--- BEGIN Information provided ---
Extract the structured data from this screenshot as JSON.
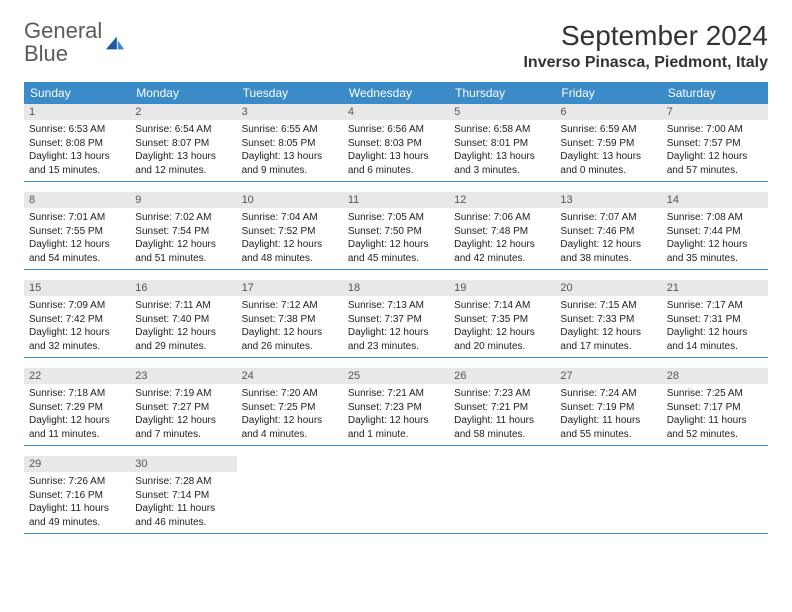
{
  "logo": {
    "text_gray": "General",
    "text_blue": "Blue"
  },
  "title": "September 2024",
  "location": "Inverso Pinasca, Piedmont, Italy",
  "colors": {
    "header_bg": "#3b8bc9",
    "header_fg": "#ffffff",
    "daynum_bg": "#e8e8e8",
    "daynum_fg": "#555555",
    "rule": "#3b8bc9",
    "logo_gray": "#5a5a5a",
    "logo_blue": "#3b7fbf"
  },
  "weekdays": [
    "Sunday",
    "Monday",
    "Tuesday",
    "Wednesday",
    "Thursday",
    "Friday",
    "Saturday"
  ],
  "weeks": [
    [
      {
        "n": "1",
        "sunrise": "6:53 AM",
        "sunset": "8:08 PM",
        "daylight": "13 hours and 15 minutes."
      },
      {
        "n": "2",
        "sunrise": "6:54 AM",
        "sunset": "8:07 PM",
        "daylight": "13 hours and 12 minutes."
      },
      {
        "n": "3",
        "sunrise": "6:55 AM",
        "sunset": "8:05 PM",
        "daylight": "13 hours and 9 minutes."
      },
      {
        "n": "4",
        "sunrise": "6:56 AM",
        "sunset": "8:03 PM",
        "daylight": "13 hours and 6 minutes."
      },
      {
        "n": "5",
        "sunrise": "6:58 AM",
        "sunset": "8:01 PM",
        "daylight": "13 hours and 3 minutes."
      },
      {
        "n": "6",
        "sunrise": "6:59 AM",
        "sunset": "7:59 PM",
        "daylight": "13 hours and 0 minutes."
      },
      {
        "n": "7",
        "sunrise": "7:00 AM",
        "sunset": "7:57 PM",
        "daylight": "12 hours and 57 minutes."
      }
    ],
    [
      {
        "n": "8",
        "sunrise": "7:01 AM",
        "sunset": "7:55 PM",
        "daylight": "12 hours and 54 minutes."
      },
      {
        "n": "9",
        "sunrise": "7:02 AM",
        "sunset": "7:54 PM",
        "daylight": "12 hours and 51 minutes."
      },
      {
        "n": "10",
        "sunrise": "7:04 AM",
        "sunset": "7:52 PM",
        "daylight": "12 hours and 48 minutes."
      },
      {
        "n": "11",
        "sunrise": "7:05 AM",
        "sunset": "7:50 PM",
        "daylight": "12 hours and 45 minutes."
      },
      {
        "n": "12",
        "sunrise": "7:06 AM",
        "sunset": "7:48 PM",
        "daylight": "12 hours and 42 minutes."
      },
      {
        "n": "13",
        "sunrise": "7:07 AM",
        "sunset": "7:46 PM",
        "daylight": "12 hours and 38 minutes."
      },
      {
        "n": "14",
        "sunrise": "7:08 AM",
        "sunset": "7:44 PM",
        "daylight": "12 hours and 35 minutes."
      }
    ],
    [
      {
        "n": "15",
        "sunrise": "7:09 AM",
        "sunset": "7:42 PM",
        "daylight": "12 hours and 32 minutes."
      },
      {
        "n": "16",
        "sunrise": "7:11 AM",
        "sunset": "7:40 PM",
        "daylight": "12 hours and 29 minutes."
      },
      {
        "n": "17",
        "sunrise": "7:12 AM",
        "sunset": "7:38 PM",
        "daylight": "12 hours and 26 minutes."
      },
      {
        "n": "18",
        "sunrise": "7:13 AM",
        "sunset": "7:37 PM",
        "daylight": "12 hours and 23 minutes."
      },
      {
        "n": "19",
        "sunrise": "7:14 AM",
        "sunset": "7:35 PM",
        "daylight": "12 hours and 20 minutes."
      },
      {
        "n": "20",
        "sunrise": "7:15 AM",
        "sunset": "7:33 PM",
        "daylight": "12 hours and 17 minutes."
      },
      {
        "n": "21",
        "sunrise": "7:17 AM",
        "sunset": "7:31 PM",
        "daylight": "12 hours and 14 minutes."
      }
    ],
    [
      {
        "n": "22",
        "sunrise": "7:18 AM",
        "sunset": "7:29 PM",
        "daylight": "12 hours and 11 minutes."
      },
      {
        "n": "23",
        "sunrise": "7:19 AM",
        "sunset": "7:27 PM",
        "daylight": "12 hours and 7 minutes."
      },
      {
        "n": "24",
        "sunrise": "7:20 AM",
        "sunset": "7:25 PM",
        "daylight": "12 hours and 4 minutes."
      },
      {
        "n": "25",
        "sunrise": "7:21 AM",
        "sunset": "7:23 PM",
        "daylight": "12 hours and 1 minute."
      },
      {
        "n": "26",
        "sunrise": "7:23 AM",
        "sunset": "7:21 PM",
        "daylight": "11 hours and 58 minutes."
      },
      {
        "n": "27",
        "sunrise": "7:24 AM",
        "sunset": "7:19 PM",
        "daylight": "11 hours and 55 minutes."
      },
      {
        "n": "28",
        "sunrise": "7:25 AM",
        "sunset": "7:17 PM",
        "daylight": "11 hours and 52 minutes."
      }
    ],
    [
      {
        "n": "29",
        "sunrise": "7:26 AM",
        "sunset": "7:16 PM",
        "daylight": "11 hours and 49 minutes."
      },
      {
        "n": "30",
        "sunrise": "7:28 AM",
        "sunset": "7:14 PM",
        "daylight": "11 hours and 46 minutes."
      },
      null,
      null,
      null,
      null,
      null
    ]
  ],
  "labels": {
    "sunrise": "Sunrise: ",
    "sunset": "Sunset: ",
    "daylight": "Daylight: "
  }
}
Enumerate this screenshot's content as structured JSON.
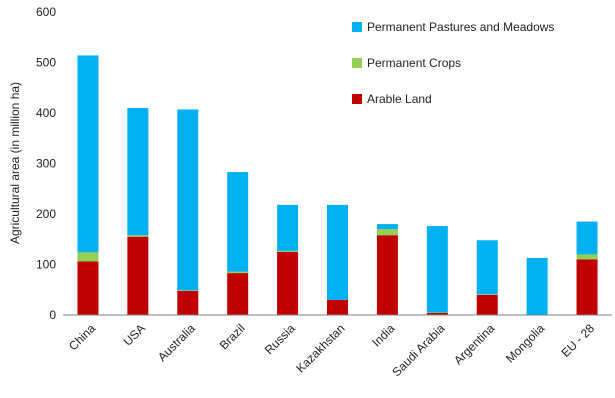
{
  "chart_data": {
    "type": "bar",
    "stacked": true,
    "categories": [
      "China",
      "USA",
      "Australia",
      "Brazil",
      "Russia",
      "Kazakhstan",
      "India",
      "Saudi Arabia",
      "Argentina",
      "Mongolia",
      "EU - 28"
    ],
    "series": [
      {
        "name": "Arable Land",
        "color": "#c00000",
        "values": [
          106,
          155,
          48,
          83,
          125,
          30,
          158,
          4,
          40,
          1,
          110
        ]
      },
      {
        "name": "Permanent Crops",
        "color": "#92d050",
        "values": [
          18,
          3,
          1,
          3,
          2,
          0,
          12,
          1,
          1,
          0,
          10
        ]
      },
      {
        "name": "Permanent Pastures and Meadows",
        "color": "#00b0f0",
        "values": [
          390,
          252,
          358,
          197,
          91,
          188,
          10,
          171,
          107,
          112,
          65
        ]
      }
    ],
    "title": "",
    "xlabel": "",
    "ylabel": "Agricultural area (in million ha)",
    "ylim": [
      0,
      600
    ],
    "yticks": [
      0,
      100,
      200,
      300,
      400,
      500,
      600
    ],
    "grid": false,
    "legend_position": "top-right",
    "legend_order": [
      "Permanent Pastures and Meadows",
      "Permanent Crops",
      "Arable Land"
    ]
  }
}
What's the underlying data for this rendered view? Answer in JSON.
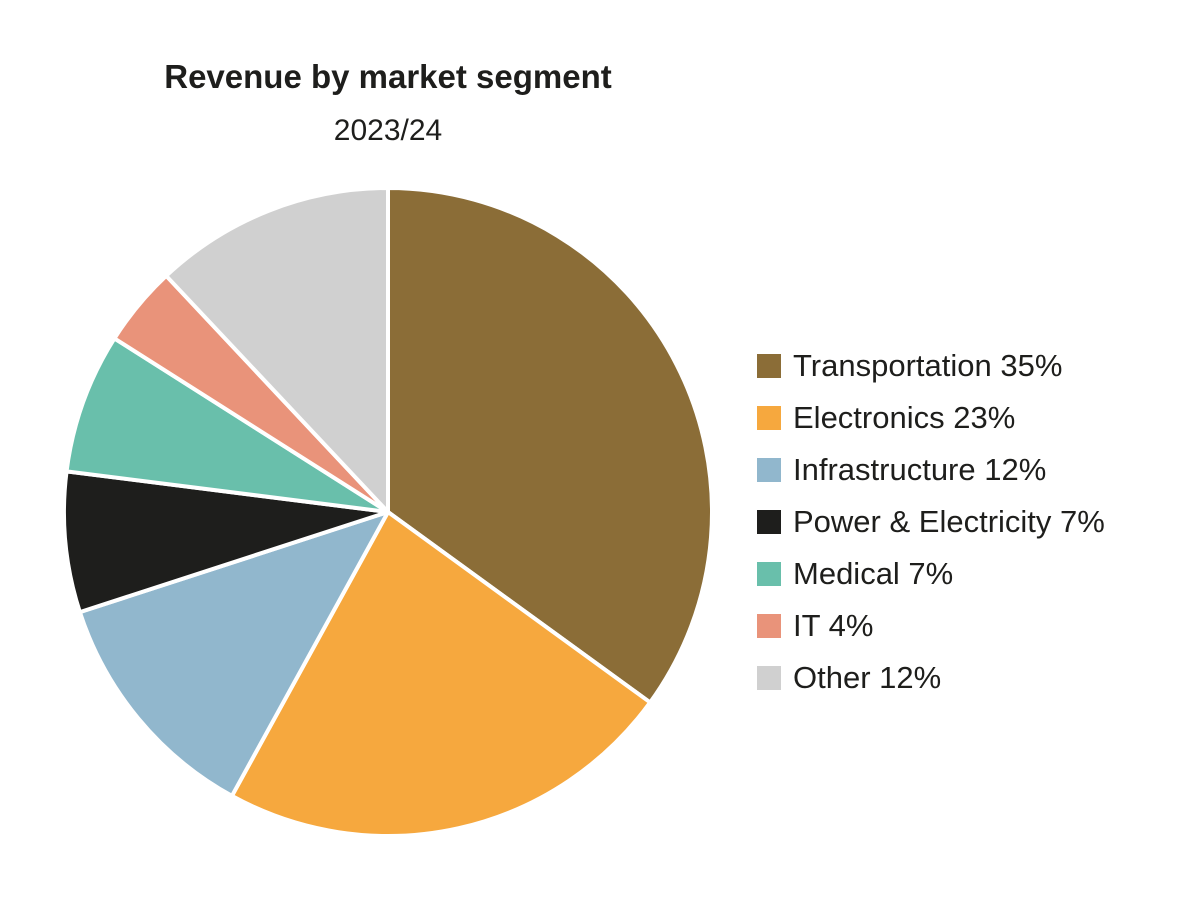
{
  "chart_data": {
    "type": "pie",
    "title": "Revenue by market segment",
    "subtitle": "2023/24",
    "legend_position": "right",
    "slices": [
      {
        "label": "Transportation 35%",
        "name": "Transportation",
        "value": 35,
        "color": "#8B6D37"
      },
      {
        "label": "Electronics 23%",
        "name": "Electronics",
        "value": 23,
        "color": "#F6A83E"
      },
      {
        "label": "Infrastructure 12%",
        "name": "Infrastructure",
        "value": 12,
        "color": "#91B7CD"
      },
      {
        "label": "Power & Electricity 7%",
        "name": "Power & Electricity",
        "value": 7,
        "color": "#1E1E1C"
      },
      {
        "label": "Medical 7%",
        "name": "Medical",
        "value": 7,
        "color": "#69BFAB"
      },
      {
        "label": "IT 4%",
        "name": "IT",
        "value": 4,
        "color": "#E9937A"
      },
      {
        "label": "Other 12%",
        "name": "Other",
        "value": 12,
        "color": "#D0D0D0"
      }
    ]
  }
}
--- END Information provided ---
▶ [Written instruction]: Every line from the one containing "What's the underlying" through the end of the data above should be copied exactly; nothing else is copied, and pictures are omitted.

▶ [Answer to this task]:
What's the underlying data for this rendered view? Answer in JSON.
{
  "chart_data": {
    "type": "pie",
    "title": "Revenue by market segment",
    "subtitle": "2023/24",
    "legend_position": "right",
    "slices": [
      {
        "label": "Transportation 35%",
        "name": "Transportation",
        "value": 35,
        "color": "#8B6D37"
      },
      {
        "label": "Electronics 23%",
        "name": "Electronics",
        "value": 23,
        "color": "#F6A83E"
      },
      {
        "label": "Infrastructure 12%",
        "name": "Infrastructure",
        "value": 12,
        "color": "#91B7CD"
      },
      {
        "label": "Power & Electricity 7%",
        "name": "Power & Electricity",
        "value": 7,
        "color": "#1E1E1C"
      },
      {
        "label": "Medical 7%",
        "name": "Medical",
        "value": 7,
        "color": "#69BFAB"
      },
      {
        "label": "IT 4%",
        "name": "IT",
        "value": 4,
        "color": "#E9937A"
      },
      {
        "label": "Other 12%",
        "name": "Other",
        "value": 12,
        "color": "#D0D0D0"
      }
    ]
  }
}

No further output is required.